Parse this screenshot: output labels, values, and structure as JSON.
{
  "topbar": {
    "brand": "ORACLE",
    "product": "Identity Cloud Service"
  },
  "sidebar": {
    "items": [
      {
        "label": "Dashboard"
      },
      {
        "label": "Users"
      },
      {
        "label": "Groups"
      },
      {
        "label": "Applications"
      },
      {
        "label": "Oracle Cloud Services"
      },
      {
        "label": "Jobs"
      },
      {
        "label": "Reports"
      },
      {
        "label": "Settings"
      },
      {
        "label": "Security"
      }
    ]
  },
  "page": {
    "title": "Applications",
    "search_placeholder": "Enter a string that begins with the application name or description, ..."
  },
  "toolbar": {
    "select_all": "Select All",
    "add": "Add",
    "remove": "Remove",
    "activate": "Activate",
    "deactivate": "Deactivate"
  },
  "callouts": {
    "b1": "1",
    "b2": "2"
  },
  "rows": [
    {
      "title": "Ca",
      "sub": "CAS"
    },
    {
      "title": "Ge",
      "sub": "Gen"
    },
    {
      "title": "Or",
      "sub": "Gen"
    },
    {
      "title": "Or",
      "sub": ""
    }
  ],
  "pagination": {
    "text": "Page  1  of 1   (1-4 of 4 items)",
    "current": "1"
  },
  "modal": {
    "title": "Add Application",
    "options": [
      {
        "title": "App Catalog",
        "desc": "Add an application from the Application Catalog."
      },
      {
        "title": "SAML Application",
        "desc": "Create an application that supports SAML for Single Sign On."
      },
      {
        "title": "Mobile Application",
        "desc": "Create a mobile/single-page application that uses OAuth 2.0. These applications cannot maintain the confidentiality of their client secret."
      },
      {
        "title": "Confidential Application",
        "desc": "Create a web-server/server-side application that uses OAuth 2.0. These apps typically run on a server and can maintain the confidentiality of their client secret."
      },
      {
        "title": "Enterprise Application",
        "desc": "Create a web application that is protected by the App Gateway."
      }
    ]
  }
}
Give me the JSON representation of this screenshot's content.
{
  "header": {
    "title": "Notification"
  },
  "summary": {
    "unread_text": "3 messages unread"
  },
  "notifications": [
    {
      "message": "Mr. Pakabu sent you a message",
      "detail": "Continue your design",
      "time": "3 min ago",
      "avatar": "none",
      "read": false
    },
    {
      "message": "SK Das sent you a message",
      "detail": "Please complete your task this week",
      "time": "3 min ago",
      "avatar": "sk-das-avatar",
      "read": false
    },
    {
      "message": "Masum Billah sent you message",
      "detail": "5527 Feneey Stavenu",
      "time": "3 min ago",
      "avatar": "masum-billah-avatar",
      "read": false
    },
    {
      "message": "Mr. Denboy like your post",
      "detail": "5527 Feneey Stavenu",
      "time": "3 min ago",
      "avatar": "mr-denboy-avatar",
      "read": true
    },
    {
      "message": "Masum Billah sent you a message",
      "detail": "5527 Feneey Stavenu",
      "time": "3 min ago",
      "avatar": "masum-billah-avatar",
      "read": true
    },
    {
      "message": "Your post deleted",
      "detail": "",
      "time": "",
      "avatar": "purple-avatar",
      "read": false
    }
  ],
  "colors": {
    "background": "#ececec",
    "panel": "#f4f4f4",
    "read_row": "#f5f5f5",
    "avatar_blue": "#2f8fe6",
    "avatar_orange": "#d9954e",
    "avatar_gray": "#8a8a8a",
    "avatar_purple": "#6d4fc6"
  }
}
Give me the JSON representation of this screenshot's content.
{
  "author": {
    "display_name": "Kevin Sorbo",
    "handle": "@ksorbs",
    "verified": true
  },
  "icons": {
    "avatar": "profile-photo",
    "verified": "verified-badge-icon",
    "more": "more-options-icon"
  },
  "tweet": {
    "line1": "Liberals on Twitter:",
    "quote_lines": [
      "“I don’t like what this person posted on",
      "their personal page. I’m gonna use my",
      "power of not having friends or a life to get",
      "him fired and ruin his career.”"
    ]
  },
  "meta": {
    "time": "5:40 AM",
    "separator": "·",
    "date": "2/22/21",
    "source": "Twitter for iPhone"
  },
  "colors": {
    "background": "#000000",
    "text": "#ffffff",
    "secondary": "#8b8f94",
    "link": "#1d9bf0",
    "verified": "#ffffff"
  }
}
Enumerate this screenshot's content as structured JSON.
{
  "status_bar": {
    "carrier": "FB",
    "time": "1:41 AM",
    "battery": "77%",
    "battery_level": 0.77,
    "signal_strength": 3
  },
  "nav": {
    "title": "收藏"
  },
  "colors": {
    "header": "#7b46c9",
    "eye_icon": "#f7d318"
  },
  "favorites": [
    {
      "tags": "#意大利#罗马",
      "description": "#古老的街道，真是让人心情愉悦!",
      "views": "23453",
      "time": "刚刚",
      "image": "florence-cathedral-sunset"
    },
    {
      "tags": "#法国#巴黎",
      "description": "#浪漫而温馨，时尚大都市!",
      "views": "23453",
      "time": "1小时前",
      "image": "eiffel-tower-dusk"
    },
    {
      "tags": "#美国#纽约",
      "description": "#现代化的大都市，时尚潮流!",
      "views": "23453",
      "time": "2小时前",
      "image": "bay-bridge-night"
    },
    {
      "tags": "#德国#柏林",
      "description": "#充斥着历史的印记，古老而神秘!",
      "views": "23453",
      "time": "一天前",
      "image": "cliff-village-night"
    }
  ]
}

········

▶ Task goal
Make an exact copy of every entry.

▶ Answer to the problem
Parse this screenshot: output labels, values, and structure as JSON.
{
  "topbar": {
    "brand": "ORACLE",
    "product": "Identity Cloud Service"
  },
  "sidebar": {
    "items": [
      {
        "label": "Dashboard"
      },
      {
        "label": "Users"
      },
      {
        "label": "Groups"
      },
      {
        "label": "Applications"
      },
      {
        "label": "Oracle Cloud Services"
      },
      {
        "label": "Jobs"
      },
      {
        "label": "Reports"
      },
      {
        "label": "Settings"
      },
      {
        "label": "Security"
      }
    ]
  },
  "page": {
    "title": "Applications",
    "search_placeholder": "Enter a string that begins with the application name or description, ..."
  },
  "toolbar": {
    "select_all": "Select All",
    "add": "Add",
    "remove": "Remove",
    "activate": "Activate",
    "deactivate": "Deactivate"
  },
  "callouts": {
    "b1": "1",
    "b2": "2"
  },
  "rows": [
    {
      "title": "Ca",
      "sub": "CAS"
    },
    {
      "title": "Ge",
      "sub": "Gen"
    },
    {
      "title": "Or",
      "sub": "Gen"
    },
    {
      "title": "Or",
      "sub": ""
    }
  ],
  "pagination": {
    "text": "Page  1  of 1   (1-4 of 4 items)",
    "current": "1"
  },
  "modal": {
    "title": "Add Application",
    "options": [
      {
        "title": "App Catalog",
        "desc": "Add an application from the Application Catalog."
      },
      {
        "title": "SAML Application",
        "desc": "Create an application that supports SAML for Single Sign On."
      },
      {
        "title": "Mobile Application",
        "desc": "Create a mobile/single-page application that uses OAuth 2.0. These applications cannot maintain the confidentiality of their client secret."
      },
      {
        "title": "Confidential Application",
        "desc": "Create a web-server/server-side application that uses OAuth 2.0. These apps typically run on a server and can maintain the confidentiality of their client secret."
      },
      {
        "title": "Enterprise Application",
        "desc": "Create a web application that is protected by the App Gateway."
      }
    ]
  }
}
Give me the JSON representation of this screenshot's content.
{
  "header": {
    "title": "Notification"
  },
  "summary": {
    "unread_text": "3 messages unread"
  },
  "notifications": [
    {
      "message": "Mr. Pakabu sent you a message",
      "detail": "Continue your design",
      "time": "3 min ago",
      "avatar": "none",
      "read": false
    },
    {
      "message": "SK Das sent you a message",
      "detail": "Please complete your task this week",
      "time": "3 min ago",
      "avatar": "sk-das-avatar",
      "read": false
    },
    {
      "message": "Masum Billah sent you message",
      "detail": "5527 Feneey Stavenu",
      "time": "3 min ago",
      "avatar": "masum-billah-avatar",
      "read": false
    },
    {
      "message": "Mr. Denboy like your post",
      "detail": "5527 Feneey Stavenu",
      "time": "3 min ago",
      "avatar": "mr-denboy-avatar",
      "read": true
    },
    {
      "message": "Masum Billah sent you a message",
      "detail": "5527 Feneey Stavenu",
      "time": "3 min ago",
      "avatar": "masum-billah-avatar",
      "read": true
    },
    {
      "message": "Your post deleted",
      "detail": "",
      "time": "",
      "avatar": "purple-avatar",
      "read": false
    }
  ],
  "colors": {
    "background": "#ececec",
    "panel": "#f4f4f4",
    "read_row": "#f5f5f5",
    "avatar_blue": "#2f8fe6",
    "avatar_orange": "#d9954e",
    "avatar_gray": "#8a8a8a",
    "avatar_purple": "#6d4fc6"
  }
}
Give me the JSON representation of this screenshot's content.
{
  "author": {
    "display_name": "Kevin Sorbo",
    "handle": "@ksorbs",
    "verified": true
  },
  "icons": {
    "avatar": "profile-photo",
    "verified": "verified-badge-icon",
    "more": "more-options-icon"
  },
  "tweet": {
    "line1": "Liberals on Twitter:",
    "quote_lines": [
      "“I don’t like what this person posted on",
      "their personal page. I’m gonna use my",
      "power of not having friends or a life to get",
      "him fired and ruin his career.”"
    ]
  },
  "meta": {
    "time": "5:40 AM",
    "separator": "·",
    "date": "2/22/21",
    "source": "Twitter for iPhone"
  },
  "colors": {
    "background": "#000000",
    "text": "#ffffff",
    "secondary": "#8b8f94",
    "link": "#1d9bf0",
    "verified": "#ffffff"
  }
}
Enumerate this screenshot's content as structured JSON.
{
  "status_bar": {
    "carrier": "FB",
    "time": "1:41 AM",
    "battery": "77%",
    "battery_level": 0.77,
    "signal_strength": 3
  },
  "nav": {
    "title": "收藏"
  },
  "colors": {
    "header": "#7b46c9",
    "eye_icon": "#f7d318"
  },
  "favorites": [
    {
      "tags": "#意大利#罗马",
      "description": "#古老的街道，真是让人心情愉悦!",
      "views": "23453",
      "time": "刚刚",
      "image": "florence-cathedral-sunset"
    },
    {
      "tags": "#法国#巴黎",
      "description": "#浪漫而温馨，时尚大都市!",
      "views": "23453",
      "time": "1小时前",
      "image": "eiffel-tower-dusk"
    },
    {
      "tags": "#美国#纽约",
      "description": "#现代化的大都市，时尚潮流!",
      "views": "23453",
      "time": "2小时前",
      "image": "bay-bridge-night"
    },
    {
      "tags": "#德国#柏林",
      "description": "#充斥着历史的印记，古老而神秘!",
      "views": "23453",
      "time": "一天前",
      "image": "cliff-village-night"
    }
  ]
}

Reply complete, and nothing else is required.